• [WHAT YOU HAVE TO DO]: The records that follow must be repeated exactly, minus the images.

Page transcription entries:
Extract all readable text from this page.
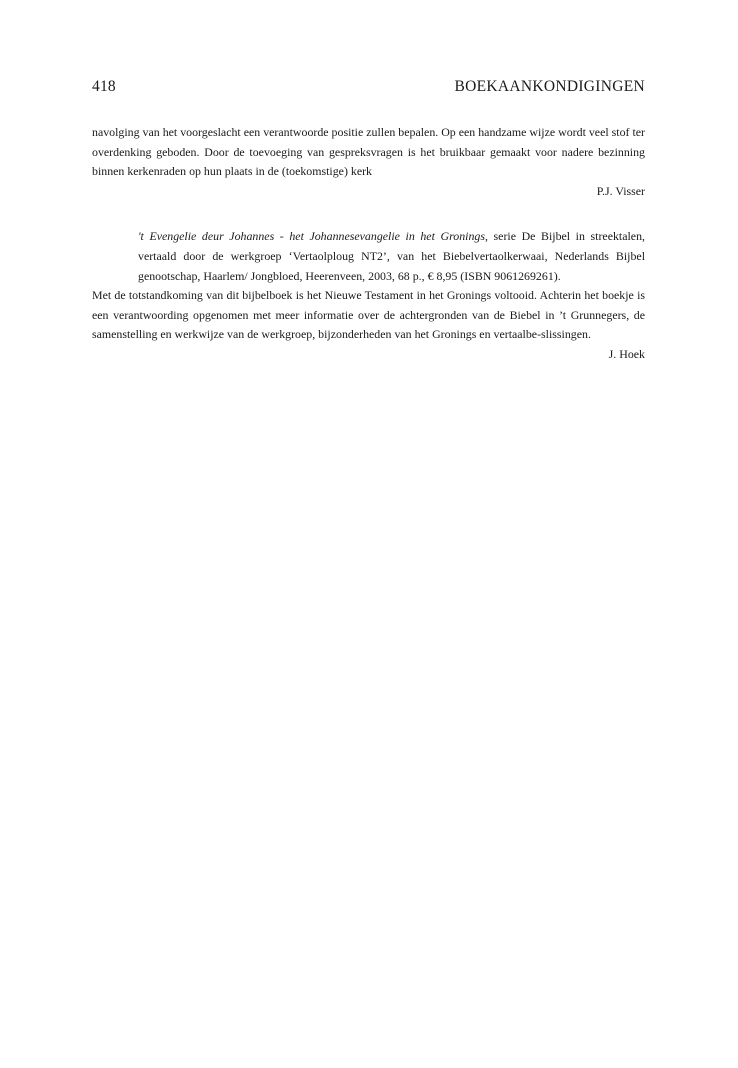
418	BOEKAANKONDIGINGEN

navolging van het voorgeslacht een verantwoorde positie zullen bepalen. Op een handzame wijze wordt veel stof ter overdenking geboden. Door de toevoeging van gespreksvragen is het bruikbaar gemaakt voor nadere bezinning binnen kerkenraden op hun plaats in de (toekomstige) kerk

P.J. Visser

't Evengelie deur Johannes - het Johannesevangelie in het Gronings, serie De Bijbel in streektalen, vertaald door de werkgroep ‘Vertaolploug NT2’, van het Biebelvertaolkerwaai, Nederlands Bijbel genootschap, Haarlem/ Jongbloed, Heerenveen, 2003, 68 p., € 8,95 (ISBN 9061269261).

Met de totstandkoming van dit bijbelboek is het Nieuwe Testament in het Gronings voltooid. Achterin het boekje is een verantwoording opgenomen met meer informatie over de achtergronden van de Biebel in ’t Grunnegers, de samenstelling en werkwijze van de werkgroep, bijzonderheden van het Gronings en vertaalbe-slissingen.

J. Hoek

• [REPLY]:
Extract all readable text from this page.
418	BOEKAANKONDIGINGEN

navolging van het voorgeslacht een verantwoorde positie zullen bepalen. Op een handzame wijze wordt veel stof ter overdenking geboden. Door de toevoeging van gespreksvragen is het bruikbaar gemaakt voor nadere bezinning binnen kerkenraden op hun plaats in de (toekomstige) kerk

P.J. Visser

't Evengelie deur Johannes - het Johannesevangelie in het Gronings, serie De Bijbel in streektalen, vertaald door de werkgroep ‘Vertaolploug NT2’, van het Biebelvertaolkerwaai, Nederlands Bijbel genootschap, Haarlem/ Jongbloed, Heerenveen, 2003, 68 p., € 8,95 (ISBN 9061269261).

Met de totstandkoming van dit bijbelboek is het Nieuwe Testament in het Gronings voltooid. Achterin het boekje is een verantwoording opgenomen met meer informatie over de achtergronden van de Biebel in ’t Grunnegers, de samenstelling en werkwijze van de werkgroep, bijzonderheden van het Gronings en vertaalbe-slissingen.

J. Hoek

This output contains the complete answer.